━━━━━ RECORDS FOR THIS EXERCISE ━━━━━

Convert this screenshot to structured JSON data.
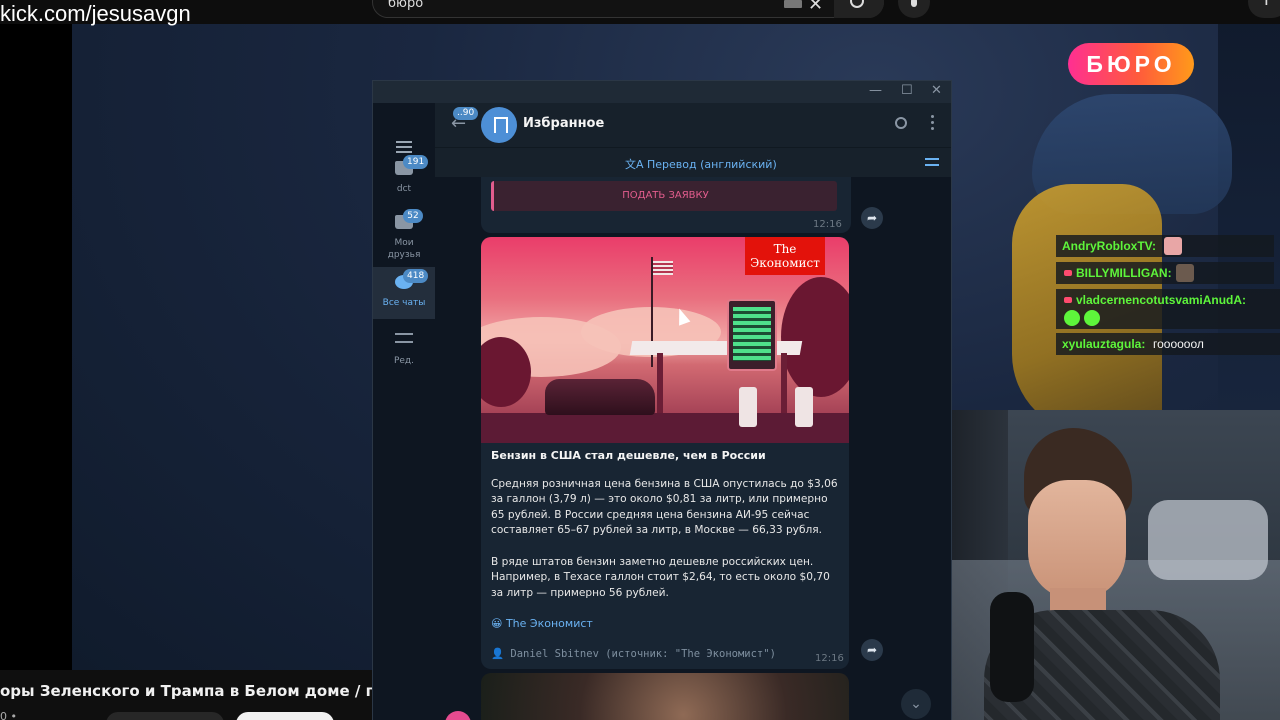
{
  "overlay": {
    "kick_url": "kick.com/jesusavgn",
    "logo_text": "БЮРО"
  },
  "youtube": {
    "search_value": "бюро",
    "clear_icon": "close-icon",
    "search_icon": "search-icon",
    "mic_icon": "mic-icon",
    "create_icon": "plus-icon",
    "video_title": "оры Зеленского и Трампа в Белом доме / прям",
    "meta": "0 •"
  },
  "chat": [
    {
      "user": "AndryRobloxTV",
      "sep": ":",
      "text": ""
    },
    {
      "user": "BILLYMILLIGAN",
      "sep": ":",
      "text": ""
    },
    {
      "user": "vladcernencotutsvamiAnudA",
      "sep": ":",
      "text": ""
    },
    {
      "user": "xyulauztagula",
      "sep": ":",
      "text": "гоооооол"
    }
  ],
  "telegram": {
    "window_controls": {
      "minimize": "—",
      "maximize": "☐",
      "close": "✕"
    },
    "sidebar": {
      "menu_icon": "hamburger-icon",
      "folders": [
        {
          "label": "dct",
          "badge": "191"
        },
        {
          "label": "Мои\nдрузья",
          "badge": "52"
        },
        {
          "label": "Все чаты",
          "badge": "418"
        },
        {
          "label": "Ред.",
          "badge": ""
        }
      ]
    },
    "header": {
      "back_badge": "..90",
      "title": "Избранное",
      "back_icon": "arrow-left-icon",
      "search_icon": "search-icon",
      "more_icon": "more-vertical-icon"
    },
    "translate_bar": {
      "label": "文A Перевод (английский)",
      "settings_icon": "sliders-icon"
    },
    "messages": [
      {
        "button": "ПОДАТЬ ЗАЯВКУ",
        "time": "12:16"
      },
      {
        "image_badge": "The\nЭкономист",
        "title": "Бензин в США стал дешевле, чем в России",
        "para1": "Средняя розничная цена бензина в США опустилась до $3,06 за галлон (3,79 л) — это около $0,81 за литр, или примерно 65 рублей. В России средняя цена бензина АИ-95 сейчас составляет 65–67 рублей за литр, в Москве — 66,33 рубля.",
        "para2": "В ряде штатов бензин заметно дешевле российских цен. Например, в Техасе галлон стоит $2,64, то есть около $0,70 за литр — примерно 56 рублей.",
        "link": "😀 The Экономист",
        "signature": "👤 Daniel Sbitnev (источник: \"The Экономист\")",
        "time": "12:16"
      }
    ],
    "forward_icon": "forward-icon",
    "scroll_down_icon": "chevron-down-icon"
  }
}
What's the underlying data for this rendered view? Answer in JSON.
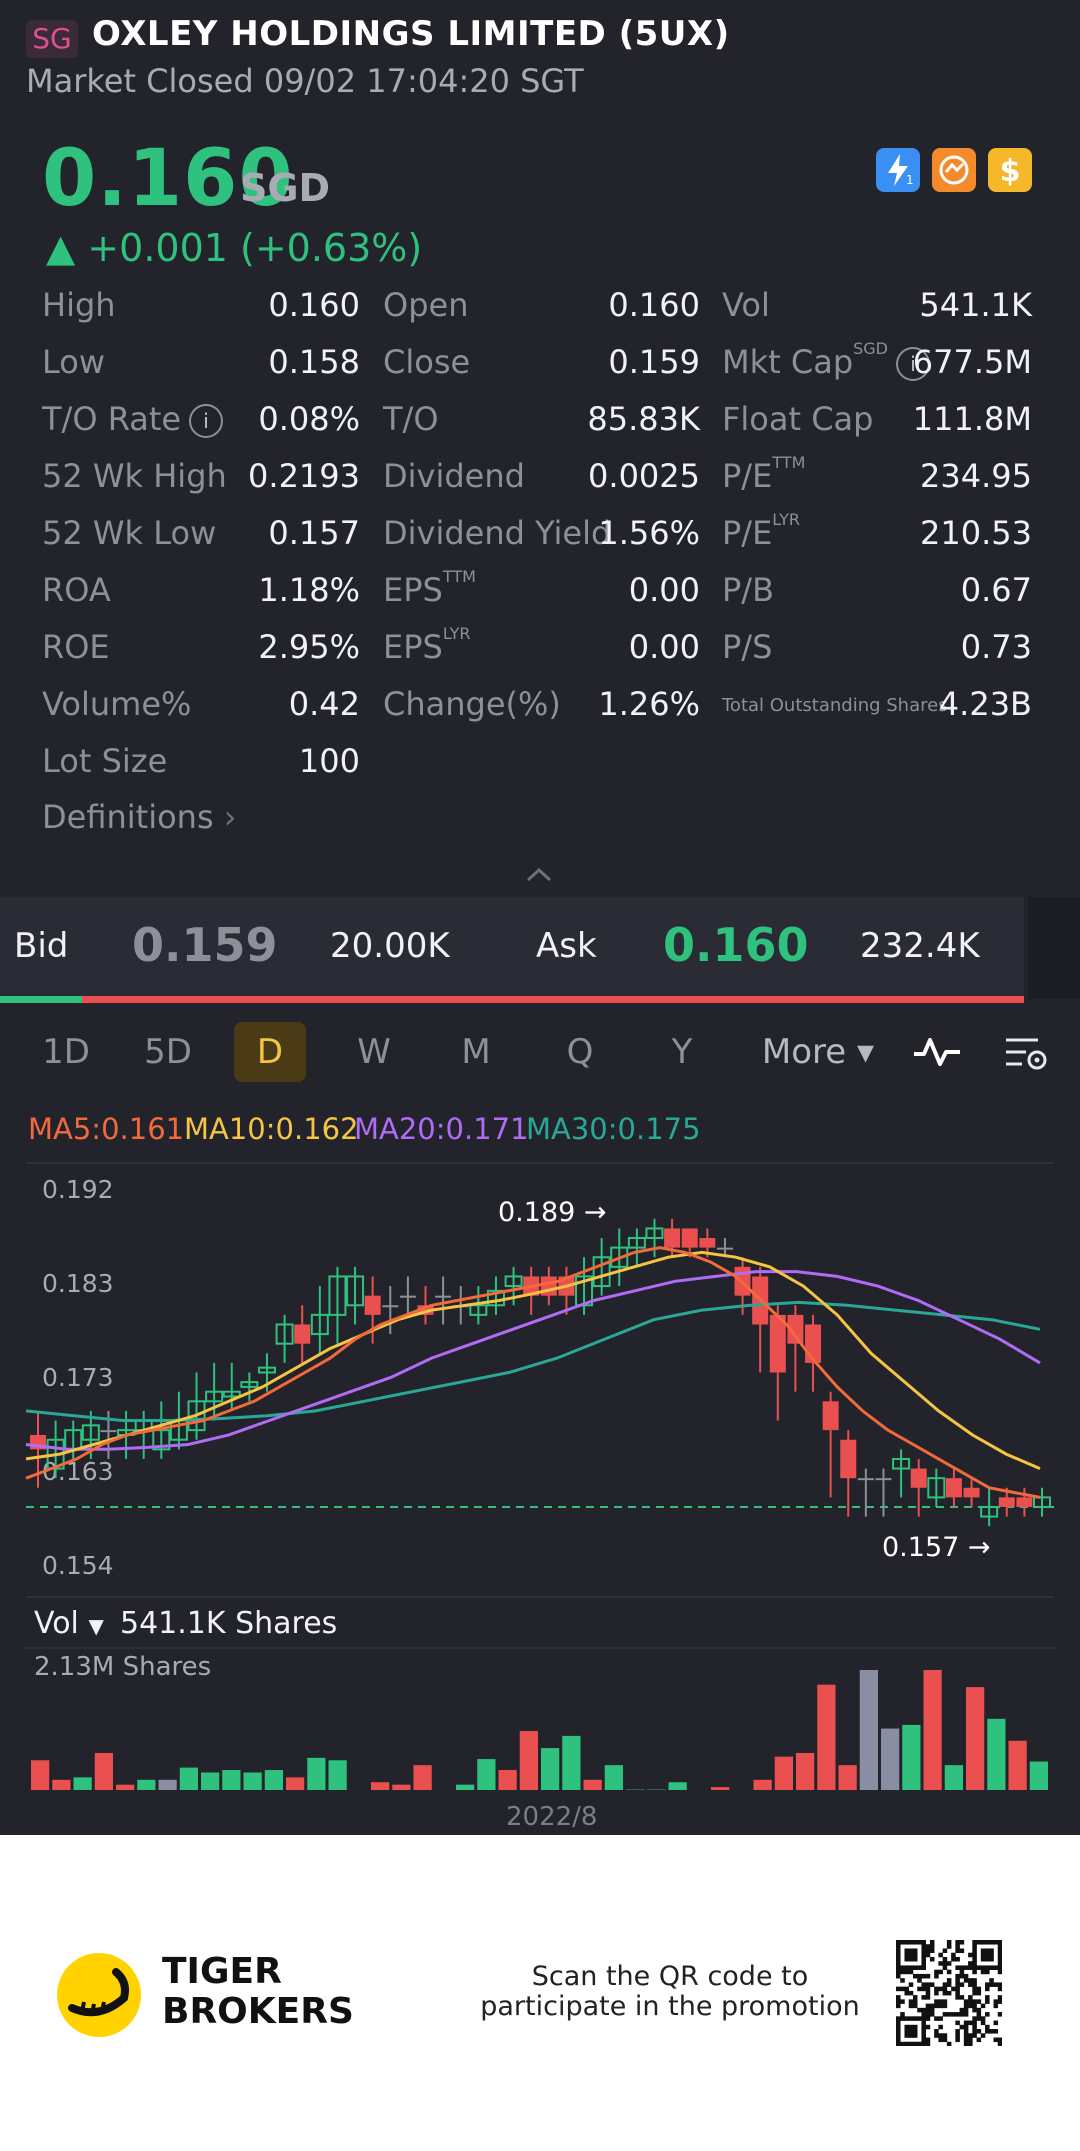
{
  "header": {
    "exchange_badge": "SG",
    "title": "OXLEY HOLDINGS LIMITED (5UX)",
    "status": "Market Closed 09/02 17:04:20 SGT"
  },
  "quote": {
    "price": "0.160",
    "currency": "SGD",
    "change": "▲ +0.001 (+0.63%)",
    "icons": [
      "lightning-icon",
      "exchange-icon",
      "dollar-icon"
    ]
  },
  "stats": [
    [
      {
        "label": "High",
        "value": "0.160"
      },
      {
        "label": "Open",
        "value": "0.160"
      },
      {
        "label": "Vol",
        "value": "541.1K"
      }
    ],
    [
      {
        "label": "Low",
        "value": "0.158"
      },
      {
        "label": "Close",
        "value": "0.159"
      },
      {
        "label": "Mkt Cap",
        "sup": "SGD",
        "value": "677.5M"
      }
    ],
    [
      {
        "label": "T/O Rate",
        "value": "0.08%"
      },
      {
        "label": "T/O",
        "value": "85.83K"
      },
      {
        "label": "Float Cap",
        "value": "111.8M"
      }
    ],
    [
      {
        "label": "52 Wk High",
        "value": "0.2193"
      },
      {
        "label": "Dividend",
        "value": "0.0025"
      },
      {
        "label": "P/E",
        "sup": "TTM",
        "value": "234.95"
      }
    ],
    [
      {
        "label": "52 Wk Low",
        "value": "0.157"
      },
      {
        "label": "Dividend Yield",
        "value": "1.56%"
      },
      {
        "label": "P/E",
        "sup": "LYR",
        "value": "210.53"
      }
    ],
    [
      {
        "label": "ROA",
        "value": "1.18%"
      },
      {
        "label": "EPS",
        "sup": "TTM",
        "value": "0.00"
      },
      {
        "label": "P/B",
        "value": "0.67"
      }
    ],
    [
      {
        "label": "ROE",
        "value": "2.95%"
      },
      {
        "label": "EPS",
        "sup": "LYR",
        "value": "0.00"
      },
      {
        "label": "P/S",
        "value": "0.73"
      }
    ],
    [
      {
        "label": "Volume%",
        "value": "0.42"
      },
      {
        "label": "Change(%)",
        "value": "1.26%"
      },
      {
        "label": "Total Outstanding Shares",
        "value": "4.23B"
      }
    ],
    [
      {
        "label": "Lot Size",
        "value": "100"
      }
    ]
  ],
  "definitions_label": "Definitions",
  "orderbook": {
    "bid_label": "Bid",
    "bid_price": "0.159",
    "bid_size": "20.00K",
    "ask_label": "Ask",
    "ask_price": "0.160",
    "ask_size": "232.4K",
    "bid_ratio": 0.08
  },
  "tabs": [
    "1D",
    "5D",
    "D",
    "W",
    "M",
    "Q",
    "Y",
    "More"
  ],
  "active_tab": "D",
  "ma": {
    "ma5": "MA5:0.161",
    "ma10": "MA10:0.162",
    "ma20": "MA20:0.171",
    "ma30": "MA30:0.175",
    "colors": {
      "ma5": "#f26a3b",
      "ma10": "#f5c443",
      "ma20": "#b06cf5",
      "ma30": "#2aa897"
    }
  },
  "chart_data": {
    "type": "candlestick",
    "y_ticks": [
      "0.192",
      "0.183",
      "0.173",
      "0.163",
      "0.154"
    ],
    "ylim": [
      0.154,
      0.192
    ],
    "high_marker": "0.189",
    "low_marker": "0.157",
    "reference_line": 0.159,
    "x_label": "2022/8",
    "candles": [
      {
        "o": 0.1665,
        "c": 0.165,
        "h": 0.169,
        "l": 0.161
      },
      {
        "o": 0.163,
        "c": 0.166,
        "h": 0.168,
        "l": 0.162
      },
      {
        "o": 0.165,
        "c": 0.167,
        "h": 0.168,
        "l": 0.164
      },
      {
        "o": 0.166,
        "c": 0.1675,
        "h": 0.169,
        "l": 0.164
      },
      {
        "o": 0.167,
        "c": 0.167,
        "h": 0.169,
        "l": 0.164
      },
      {
        "o": 0.1665,
        "c": 0.167,
        "h": 0.169,
        "l": 0.164
      },
      {
        "o": 0.167,
        "c": 0.168,
        "h": 0.169,
        "l": 0.164
      },
      {
        "o": 0.165,
        "c": 0.167,
        "h": 0.17,
        "l": 0.164
      },
      {
        "o": 0.166,
        "c": 0.168,
        "h": 0.171,
        "l": 0.165
      },
      {
        "o": 0.167,
        "c": 0.17,
        "h": 0.173,
        "l": 0.166
      },
      {
        "o": 0.17,
        "c": 0.171,
        "h": 0.174,
        "l": 0.168
      },
      {
        "o": 0.1705,
        "c": 0.171,
        "h": 0.174,
        "l": 0.169
      },
      {
        "o": 0.1715,
        "c": 0.172,
        "h": 0.173,
        "l": 0.17
      },
      {
        "o": 0.173,
        "c": 0.1735,
        "h": 0.175,
        "l": 0.171
      },
      {
        "o": 0.176,
        "c": 0.178,
        "h": 0.179,
        "l": 0.174
      },
      {
        "o": 0.178,
        "c": 0.176,
        "h": 0.18,
        "l": 0.174
      },
      {
        "o": 0.177,
        "c": 0.179,
        "h": 0.182,
        "l": 0.175
      },
      {
        "o": 0.179,
        "c": 0.183,
        "h": 0.184,
        "l": 0.176
      },
      {
        "o": 0.18,
        "c": 0.183,
        "h": 0.184,
        "l": 0.178
      },
      {
        "o": 0.181,
        "c": 0.179,
        "h": 0.183,
        "l": 0.176
      },
      {
        "o": 0.18,
        "c": 0.18,
        "h": 0.182,
        "l": 0.177
      },
      {
        "o": 0.181,
        "c": 0.181,
        "h": 0.183,
        "l": 0.179
      },
      {
        "o": 0.18,
        "c": 0.179,
        "h": 0.182,
        "l": 0.178
      },
      {
        "o": 0.181,
        "c": 0.181,
        "h": 0.183,
        "l": 0.178
      },
      {
        "o": 0.18,
        "c": 0.18,
        "h": 0.182,
        "l": 0.178
      },
      {
        "o": 0.179,
        "c": 0.18,
        "h": 0.182,
        "l": 0.178
      },
      {
        "o": 0.18,
        "c": 0.1815,
        "h": 0.183,
        "l": 0.179
      },
      {
        "o": 0.182,
        "c": 0.183,
        "h": 0.184,
        "l": 0.18
      },
      {
        "o": 0.183,
        "c": 0.181,
        "h": 0.184,
        "l": 0.179
      },
      {
        "o": 0.183,
        "c": 0.181,
        "h": 0.184,
        "l": 0.18
      },
      {
        "o": 0.183,
        "c": 0.181,
        "h": 0.184,
        "l": 0.179
      },
      {
        "o": 0.18,
        "c": 0.183,
        "h": 0.185,
        "l": 0.179
      },
      {
        "o": 0.182,
        "c": 0.185,
        "h": 0.187,
        "l": 0.181
      },
      {
        "o": 0.184,
        "c": 0.186,
        "h": 0.188,
        "l": 0.182
      },
      {
        "o": 0.186,
        "c": 0.187,
        "h": 0.188,
        "l": 0.184
      },
      {
        "o": 0.187,
        "c": 0.188,
        "h": 0.189,
        "l": 0.185
      },
      {
        "o": 0.188,
        "c": 0.186,
        "h": 0.189,
        "l": 0.185
      },
      {
        "o": 0.188,
        "c": 0.186,
        "h": 0.188,
        "l": 0.185
      },
      {
        "o": 0.187,
        "c": 0.186,
        "h": 0.188,
        "l": 0.185
      },
      {
        "o": 0.186,
        "c": 0.186,
        "h": 0.187,
        "l": 0.185
      },
      {
        "o": 0.184,
        "c": 0.181,
        "h": 0.185,
        "l": 0.179
      },
      {
        "o": 0.183,
        "c": 0.178,
        "h": 0.184,
        "l": 0.173
      },
      {
        "o": 0.179,
        "c": 0.173,
        "h": 0.18,
        "l": 0.168
      },
      {
        "o": 0.179,
        "c": 0.176,
        "h": 0.18,
        "l": 0.171
      },
      {
        "o": 0.178,
        "c": 0.174,
        "h": 0.179,
        "l": 0.171
      },
      {
        "o": 0.17,
        "c": 0.167,
        "h": 0.171,
        "l": 0.16
      },
      {
        "o": 0.166,
        "c": 0.162,
        "h": 0.167,
        "l": 0.158
      },
      {
        "o": 0.162,
        "c": 0.162,
        "h": 0.163,
        "l": 0.158
      },
      {
        "o": 0.162,
        "c": 0.162,
        "h": 0.163,
        "l": 0.158
      },
      {
        "o": 0.163,
        "c": 0.164,
        "h": 0.165,
        "l": 0.16
      },
      {
        "o": 0.163,
        "c": 0.161,
        "h": 0.164,
        "l": 0.158
      },
      {
        "o": 0.16,
        "c": 0.162,
        "h": 0.163,
        "l": 0.159
      },
      {
        "o": 0.162,
        "c": 0.16,
        "h": 0.163,
        "l": 0.159
      },
      {
        "o": 0.161,
        "c": 0.16,
        "h": 0.162,
        "l": 0.159
      },
      {
        "o": 0.158,
        "c": 0.159,
        "h": 0.161,
        "l": 0.157
      },
      {
        "o": 0.16,
        "c": 0.159,
        "h": 0.161,
        "l": 0.158
      },
      {
        "o": 0.16,
        "c": 0.159,
        "h": 0.161,
        "l": 0.158
      },
      {
        "o": 0.159,
        "c": 0.16,
        "h": 0.161,
        "l": 0.158
      }
    ],
    "ma_lines": {
      "ma5": [
        0.162,
        0.163,
        0.164,
        0.1655,
        0.1665,
        0.167,
        0.1675,
        0.168,
        0.169,
        0.17,
        0.1715,
        0.173,
        0.1745,
        0.1765,
        0.178,
        0.179,
        0.18,
        0.1805,
        0.181,
        0.1815,
        0.182,
        0.1825,
        0.1835,
        0.1845,
        0.1855,
        0.186,
        0.1855,
        0.1845,
        0.183,
        0.1805,
        0.178,
        0.1745,
        0.1715,
        0.169,
        0.167,
        0.1655,
        0.164,
        0.1625,
        0.161,
        0.1605,
        0.16
      ],
      "ma10": [
        0.164,
        0.1645,
        0.1655,
        0.1665,
        0.1675,
        0.1685,
        0.17,
        0.1715,
        0.1735,
        0.1755,
        0.177,
        0.1785,
        0.1795,
        0.18,
        0.1805,
        0.1812,
        0.182,
        0.183,
        0.184,
        0.185,
        0.1855,
        0.185,
        0.184,
        0.182,
        0.179,
        0.175,
        0.172,
        0.169,
        0.1665,
        0.1645,
        0.163
      ],
      "ma20": [
        0.1655,
        0.165,
        0.165,
        0.1652,
        0.1655,
        0.1665,
        0.168,
        0.1695,
        0.171,
        0.1725,
        0.1745,
        0.176,
        0.1775,
        0.179,
        0.1805,
        0.1815,
        0.1825,
        0.183,
        0.1835,
        0.1835,
        0.183,
        0.182,
        0.1805,
        0.1785,
        0.1765,
        0.174
      ],
      "ma30": [
        0.169,
        0.1685,
        0.168,
        0.168,
        0.1682,
        0.1685,
        0.169,
        0.17,
        0.171,
        0.172,
        0.173,
        0.1745,
        0.1765,
        0.1785,
        0.1795,
        0.18,
        0.1803,
        0.18,
        0.1795,
        0.179,
        0.1785,
        0.1775
      ]
    }
  },
  "volume": {
    "label": "Vol",
    "current": "541.1K Shares",
    "max_label": "2.13M Shares",
    "bars": [
      {
        "v": 0.26,
        "c": "red"
      },
      {
        "v": 0.1,
        "c": "red"
      },
      {
        "v": 0.12,
        "c": "green"
      },
      {
        "v": 0.32,
        "c": "red"
      },
      {
        "v": 0.06,
        "c": "red"
      },
      {
        "v": 0.1,
        "c": "green"
      },
      {
        "v": 0.1,
        "c": "gray"
      },
      {
        "v": 0.2,
        "c": "green"
      },
      {
        "v": 0.16,
        "c": "green"
      },
      {
        "v": 0.18,
        "c": "green"
      },
      {
        "v": 0.16,
        "c": "green"
      },
      {
        "v": 0.18,
        "c": "green"
      },
      {
        "v": 0.12,
        "c": "red"
      },
      {
        "v": 0.28,
        "c": "green"
      },
      {
        "v": 0.26,
        "c": "green"
      },
      {
        "v": 0.01,
        "c": "green"
      },
      {
        "v": 0.08,
        "c": "red"
      },
      {
        "v": 0.06,
        "c": "red"
      },
      {
        "v": 0.22,
        "c": "red"
      },
      {
        "v": 0.0,
        "c": "green"
      },
      {
        "v": 0.06,
        "c": "green"
      },
      {
        "v": 0.27,
        "c": "green"
      },
      {
        "v": 0.18,
        "c": "red"
      },
      {
        "v": 0.5,
        "c": "red"
      },
      {
        "v": 0.36,
        "c": "green"
      },
      {
        "v": 0.46,
        "c": "green"
      },
      {
        "v": 0.1,
        "c": "red"
      },
      {
        "v": 0.22,
        "c": "green"
      },
      {
        "v": 0.02,
        "c": "green"
      },
      {
        "v": 0.02,
        "c": "green"
      },
      {
        "v": 0.08,
        "c": "green"
      },
      {
        "v": 0.0,
        "c": "green"
      },
      {
        "v": 0.04,
        "c": "red"
      },
      {
        "v": 0.0,
        "c": "green"
      },
      {
        "v": 0.1,
        "c": "red"
      },
      {
        "v": 0.29,
        "c": "red"
      },
      {
        "v": 0.32,
        "c": "red"
      },
      {
        "v": 0.88,
        "c": "red"
      },
      {
        "v": 0.22,
        "c": "red"
      },
      {
        "v": 1.0,
        "c": "gray"
      },
      {
        "v": 0.52,
        "c": "gray"
      },
      {
        "v": 0.55,
        "c": "green"
      },
      {
        "v": 1.0,
        "c": "red"
      },
      {
        "v": 0.22,
        "c": "green"
      },
      {
        "v": 0.86,
        "c": "red"
      },
      {
        "v": 0.6,
        "c": "green"
      },
      {
        "v": 0.42,
        "c": "red"
      },
      {
        "v": 0.25,
        "c": "green"
      }
    ]
  },
  "footer": {
    "brand_line1": "TIGER",
    "brand_line2": "BROKERS",
    "promo_line1": "Scan the QR code to",
    "promo_line2": "participate in the promotion"
  }
}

━━━━━

Only the number is wanted: how many lines in the data include the word "Shares"?

3